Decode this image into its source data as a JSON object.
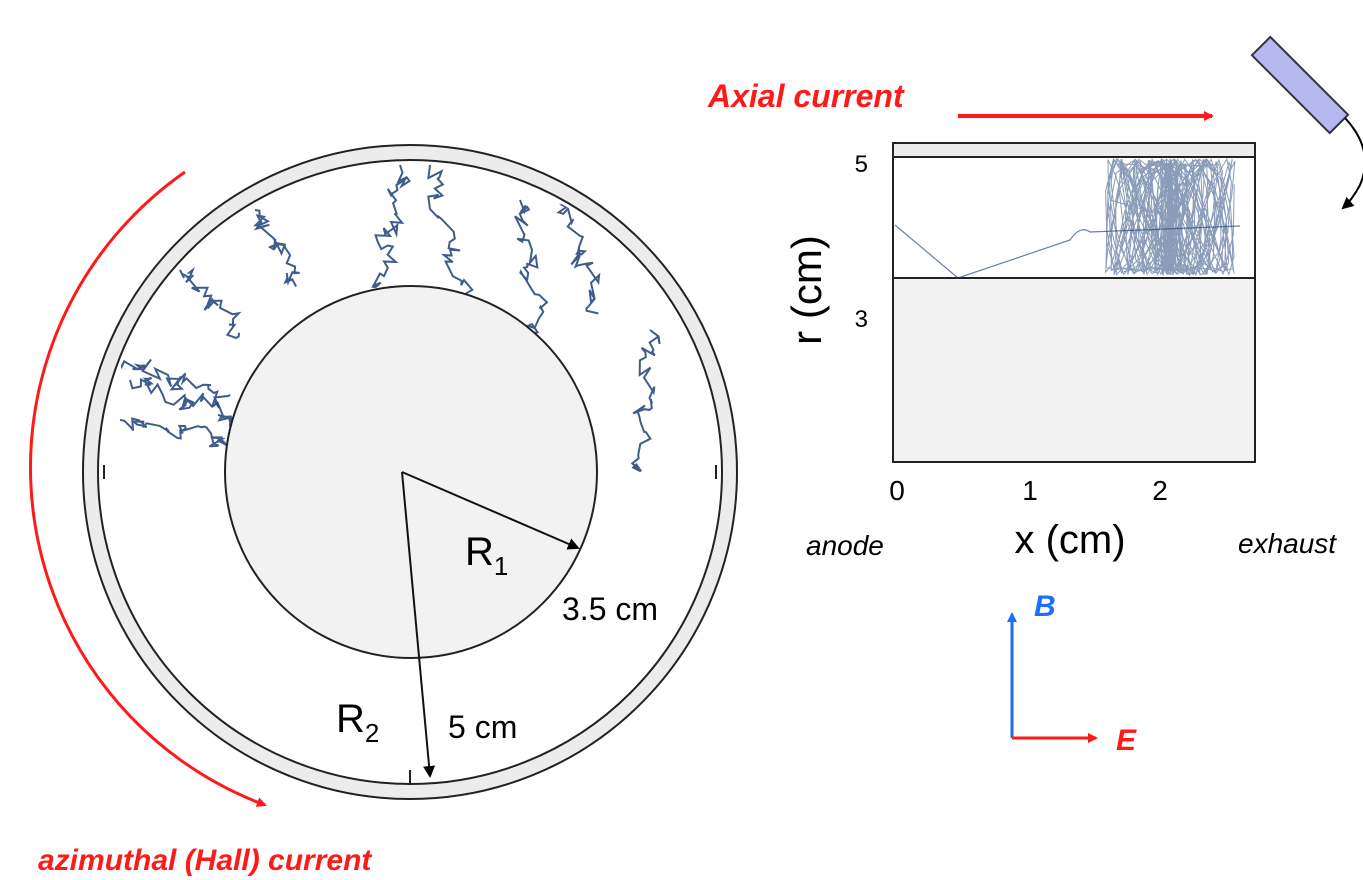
{
  "left_panel": {
    "r1_label": {
      "symbol": "R",
      "subscript": "1"
    },
    "r1_value": "3.5 cm",
    "r2_label": {
      "symbol": "R",
      "subscript": "2"
    },
    "r2_value": "5 cm",
    "current_label": "azimuthal (Hall) current"
  },
  "right_panel": {
    "current_label": "Axial current",
    "y_axis_label": "r (cm)",
    "y_ticks": [
      "5",
      "3"
    ],
    "x_ticks": [
      "0",
      "1",
      "2"
    ],
    "x_axis_label": "x (cm)",
    "left_end_label": "anode",
    "right_end_label": "exhaust",
    "field_labels": {
      "b": "B",
      "e": "E"
    }
  }
}
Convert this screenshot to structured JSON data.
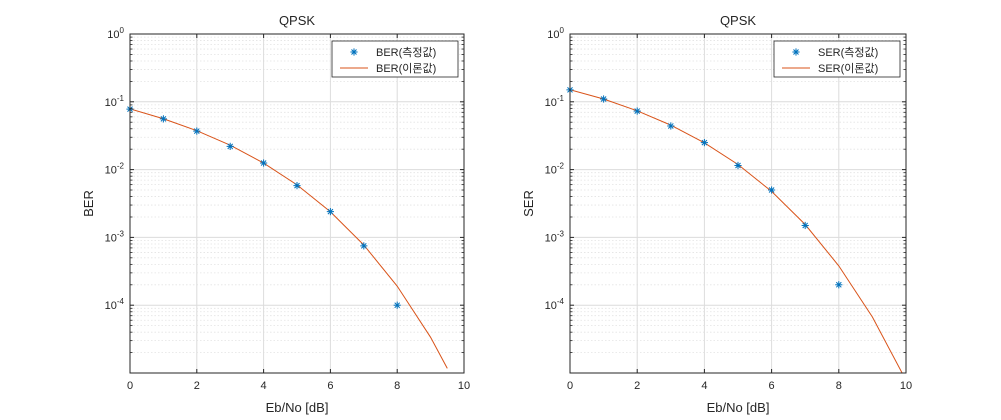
■ ■ ■ ■
## Your goal
Using the records above, output their complete text exactly, minus any images.

## Complete response
Decode this image into its source data as a JSON object.
{
  "left_panel": {
    "r1_label": {
      "symbol": "R",
      "subscript": "1"
    },
    "r1_value": "3.5 cm",
    "r2_label": {
      "symbol": "R",
      "subscript": "2"
    },
    "r2_value": "5 cm",
    "current_label": "azimuthal (Hall) current"
  },
  "right_panel": {
    "current_label": "Axial current",
    "y_axis_label": "r (cm)",
    "y_ticks": [
      "5",
      "3"
    ],
    "x_ticks": [
      "0",
      "1",
      "2"
    ],
    "x_axis_label": "x (cm)",
    "left_end_label": "anode",
    "right_end_label": "exhaust",
    "field_labels": {
      "b": "B",
      "e": "E"
    }
  }
}
Convert this screenshot to structured JSON data.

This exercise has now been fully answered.